[Listed records]
◆ ◆ ◆ ◆ ◆ ◆ ◆

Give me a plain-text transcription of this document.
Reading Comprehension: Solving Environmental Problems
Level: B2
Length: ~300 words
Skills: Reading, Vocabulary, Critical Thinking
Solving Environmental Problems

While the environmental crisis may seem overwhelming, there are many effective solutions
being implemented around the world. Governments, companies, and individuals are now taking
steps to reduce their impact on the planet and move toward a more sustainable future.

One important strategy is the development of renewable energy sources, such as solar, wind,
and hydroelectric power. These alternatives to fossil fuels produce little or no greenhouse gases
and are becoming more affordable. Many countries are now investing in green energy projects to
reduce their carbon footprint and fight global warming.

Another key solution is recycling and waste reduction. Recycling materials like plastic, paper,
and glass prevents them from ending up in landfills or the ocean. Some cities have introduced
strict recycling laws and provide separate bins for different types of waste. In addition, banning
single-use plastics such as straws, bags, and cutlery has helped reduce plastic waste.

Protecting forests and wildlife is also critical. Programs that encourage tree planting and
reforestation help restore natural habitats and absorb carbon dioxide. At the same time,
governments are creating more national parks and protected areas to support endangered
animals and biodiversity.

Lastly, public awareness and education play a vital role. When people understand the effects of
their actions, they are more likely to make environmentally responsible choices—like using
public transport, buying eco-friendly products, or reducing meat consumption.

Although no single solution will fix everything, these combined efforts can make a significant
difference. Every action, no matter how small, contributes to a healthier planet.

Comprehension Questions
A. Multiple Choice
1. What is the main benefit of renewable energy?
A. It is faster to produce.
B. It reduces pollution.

◆ ◆ ◆ ◆ ◆ ◆ ◆

[Exercise] Print every line of the records exactly. Omit nothing.

[Solution below]
Give me a plain-text transcription of this document.
Reading Comprehension: Solving Environmental Problems
Level: B2
Length: ~300 words
Skills: Reading, Vocabulary, Critical Thinking
Solving Environmental Problems

While the environmental crisis may seem overwhelming, there are many effective solutions
being implemented around the world. Governments, companies, and individuals are now taking
steps to reduce their impact on the planet and move toward a more sustainable future.

One important strategy is the development of renewable energy sources, such as solar, wind,
and hydroelectric power. These alternatives to fossil fuels produce little or no greenhouse gases
and are becoming more affordable. Many countries are now investing in green energy projects to
reduce their carbon footprint and fight global warming.

Another key solution is recycling and waste reduction. Recycling materials like plastic, paper,
and glass prevents them from ending up in landfills or the ocean. Some cities have introduced
strict recycling laws and provide separate bins for different types of waste. In addition, banning
single-use plastics such as straws, bags, and cutlery has helped reduce plastic waste.

Protecting forests and wildlife is also critical. Programs that encourage tree planting and
reforestation help restore natural habitats and absorb carbon dioxide. At the same time,
governments are creating more national parks and protected areas to support endangered
animals and biodiversity.

Lastly, public awareness and education play a vital role. When people understand the effects of
their actions, they are more likely to make environmentally responsible choices—like using
public transport, buying eco-friendly products, or reducing meat consumption.

Although no single solution will fix everything, these combined efforts can make a significant
difference. Every action, no matter how small, contributes to a healthier planet.

Comprehension Questions
A. Multiple Choice
1. What is the main benefit of renewable energy?
A. It is faster to produce.
B. It reduces pollution.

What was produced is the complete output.